**Task brief**. List all lines in the material below that contain "evaluación".

%%

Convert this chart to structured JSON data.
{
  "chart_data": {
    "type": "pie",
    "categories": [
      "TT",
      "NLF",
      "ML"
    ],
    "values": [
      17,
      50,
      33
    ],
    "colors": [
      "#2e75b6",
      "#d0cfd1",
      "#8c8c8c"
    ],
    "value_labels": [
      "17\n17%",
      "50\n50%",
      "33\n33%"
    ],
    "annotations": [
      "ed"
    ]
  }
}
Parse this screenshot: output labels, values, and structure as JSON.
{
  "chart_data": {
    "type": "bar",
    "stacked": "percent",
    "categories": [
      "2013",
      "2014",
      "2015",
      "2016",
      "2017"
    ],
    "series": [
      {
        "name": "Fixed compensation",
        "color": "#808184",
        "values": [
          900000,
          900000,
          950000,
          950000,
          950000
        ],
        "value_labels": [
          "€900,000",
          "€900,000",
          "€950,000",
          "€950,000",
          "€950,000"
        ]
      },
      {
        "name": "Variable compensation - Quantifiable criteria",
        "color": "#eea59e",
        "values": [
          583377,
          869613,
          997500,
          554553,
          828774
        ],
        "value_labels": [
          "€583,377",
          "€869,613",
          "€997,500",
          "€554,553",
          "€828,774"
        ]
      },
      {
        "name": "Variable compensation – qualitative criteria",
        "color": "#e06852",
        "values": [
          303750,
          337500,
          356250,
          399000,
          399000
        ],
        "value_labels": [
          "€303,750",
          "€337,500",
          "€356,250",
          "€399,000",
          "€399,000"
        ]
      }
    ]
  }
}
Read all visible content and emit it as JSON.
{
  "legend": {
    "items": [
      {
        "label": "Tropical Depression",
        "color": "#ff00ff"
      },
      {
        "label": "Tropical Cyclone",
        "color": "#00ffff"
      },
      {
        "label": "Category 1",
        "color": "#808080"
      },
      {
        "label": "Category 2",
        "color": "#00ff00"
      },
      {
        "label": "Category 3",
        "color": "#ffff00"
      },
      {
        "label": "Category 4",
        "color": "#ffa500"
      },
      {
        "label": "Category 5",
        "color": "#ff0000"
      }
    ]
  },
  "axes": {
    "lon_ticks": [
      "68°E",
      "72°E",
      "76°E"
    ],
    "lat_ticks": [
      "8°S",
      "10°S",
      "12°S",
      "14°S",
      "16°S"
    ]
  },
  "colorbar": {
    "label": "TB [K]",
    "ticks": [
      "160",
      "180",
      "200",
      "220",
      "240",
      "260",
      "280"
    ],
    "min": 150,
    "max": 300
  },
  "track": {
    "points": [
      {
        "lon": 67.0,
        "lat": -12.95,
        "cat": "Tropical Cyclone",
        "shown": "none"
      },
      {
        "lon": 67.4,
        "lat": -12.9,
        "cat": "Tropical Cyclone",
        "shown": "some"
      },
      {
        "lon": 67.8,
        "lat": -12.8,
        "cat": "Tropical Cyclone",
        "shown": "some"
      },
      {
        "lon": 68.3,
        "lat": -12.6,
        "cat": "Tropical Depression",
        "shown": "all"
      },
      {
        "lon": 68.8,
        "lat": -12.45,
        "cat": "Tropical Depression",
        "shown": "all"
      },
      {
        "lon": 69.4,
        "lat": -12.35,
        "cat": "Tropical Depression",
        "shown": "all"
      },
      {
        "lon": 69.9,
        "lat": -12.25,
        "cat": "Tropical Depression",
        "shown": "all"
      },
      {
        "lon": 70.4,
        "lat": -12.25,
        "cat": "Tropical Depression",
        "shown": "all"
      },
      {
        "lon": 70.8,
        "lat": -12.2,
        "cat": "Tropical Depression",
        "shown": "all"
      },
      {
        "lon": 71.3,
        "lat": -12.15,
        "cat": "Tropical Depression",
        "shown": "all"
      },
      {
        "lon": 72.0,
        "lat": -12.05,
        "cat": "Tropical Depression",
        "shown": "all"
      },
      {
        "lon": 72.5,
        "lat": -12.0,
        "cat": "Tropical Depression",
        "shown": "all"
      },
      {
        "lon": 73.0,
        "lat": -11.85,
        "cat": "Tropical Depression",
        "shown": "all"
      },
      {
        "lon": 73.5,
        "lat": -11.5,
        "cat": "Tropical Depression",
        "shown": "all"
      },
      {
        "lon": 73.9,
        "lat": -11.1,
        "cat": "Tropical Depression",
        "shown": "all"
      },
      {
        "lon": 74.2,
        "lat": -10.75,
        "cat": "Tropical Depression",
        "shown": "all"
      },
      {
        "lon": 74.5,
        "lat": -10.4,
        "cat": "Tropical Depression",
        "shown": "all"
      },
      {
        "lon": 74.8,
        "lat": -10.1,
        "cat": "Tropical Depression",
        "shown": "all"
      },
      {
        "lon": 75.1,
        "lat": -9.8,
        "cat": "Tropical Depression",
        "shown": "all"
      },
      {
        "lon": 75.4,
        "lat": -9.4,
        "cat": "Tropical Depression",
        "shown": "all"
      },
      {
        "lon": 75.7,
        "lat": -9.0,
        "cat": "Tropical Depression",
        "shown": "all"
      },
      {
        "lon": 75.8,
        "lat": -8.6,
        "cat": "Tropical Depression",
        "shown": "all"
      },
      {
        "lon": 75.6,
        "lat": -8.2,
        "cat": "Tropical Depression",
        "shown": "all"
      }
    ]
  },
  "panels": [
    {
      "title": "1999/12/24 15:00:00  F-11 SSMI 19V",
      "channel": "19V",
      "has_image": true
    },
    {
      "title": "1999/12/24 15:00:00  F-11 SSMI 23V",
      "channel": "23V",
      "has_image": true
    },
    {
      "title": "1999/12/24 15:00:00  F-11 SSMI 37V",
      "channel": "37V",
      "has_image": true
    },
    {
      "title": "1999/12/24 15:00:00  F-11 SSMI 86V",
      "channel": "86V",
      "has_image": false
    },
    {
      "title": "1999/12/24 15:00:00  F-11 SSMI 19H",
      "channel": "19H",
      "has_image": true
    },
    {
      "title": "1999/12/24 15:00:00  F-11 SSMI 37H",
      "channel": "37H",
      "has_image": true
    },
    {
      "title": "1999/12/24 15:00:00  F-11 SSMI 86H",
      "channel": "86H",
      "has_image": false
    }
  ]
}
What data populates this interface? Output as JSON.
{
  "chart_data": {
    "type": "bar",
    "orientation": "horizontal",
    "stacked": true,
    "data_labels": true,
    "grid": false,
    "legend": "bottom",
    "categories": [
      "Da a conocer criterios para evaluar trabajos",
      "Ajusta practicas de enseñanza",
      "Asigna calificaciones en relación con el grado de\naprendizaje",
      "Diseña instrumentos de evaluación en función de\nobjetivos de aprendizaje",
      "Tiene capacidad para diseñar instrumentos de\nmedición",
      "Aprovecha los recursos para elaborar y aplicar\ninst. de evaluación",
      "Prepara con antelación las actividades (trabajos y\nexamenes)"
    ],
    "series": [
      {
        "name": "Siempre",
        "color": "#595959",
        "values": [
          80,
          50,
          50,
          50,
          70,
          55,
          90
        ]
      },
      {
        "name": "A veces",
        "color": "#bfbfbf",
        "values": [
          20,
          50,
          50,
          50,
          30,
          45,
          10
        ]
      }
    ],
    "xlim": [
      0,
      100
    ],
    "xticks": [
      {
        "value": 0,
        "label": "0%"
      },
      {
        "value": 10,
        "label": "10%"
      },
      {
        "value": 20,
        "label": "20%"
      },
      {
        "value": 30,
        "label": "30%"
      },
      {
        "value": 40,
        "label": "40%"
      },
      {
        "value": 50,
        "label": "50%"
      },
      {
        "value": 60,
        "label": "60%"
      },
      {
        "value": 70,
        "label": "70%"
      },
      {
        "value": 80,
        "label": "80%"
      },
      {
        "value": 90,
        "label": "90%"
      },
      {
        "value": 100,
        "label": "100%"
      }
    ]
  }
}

%%

**Right answer**.
      "Diseña instrumentos de evaluación en función de\nobjetivos de aprendizaje",
      "Aprovecha los recursos para elaborar y aplicar\ninst. de evaluación",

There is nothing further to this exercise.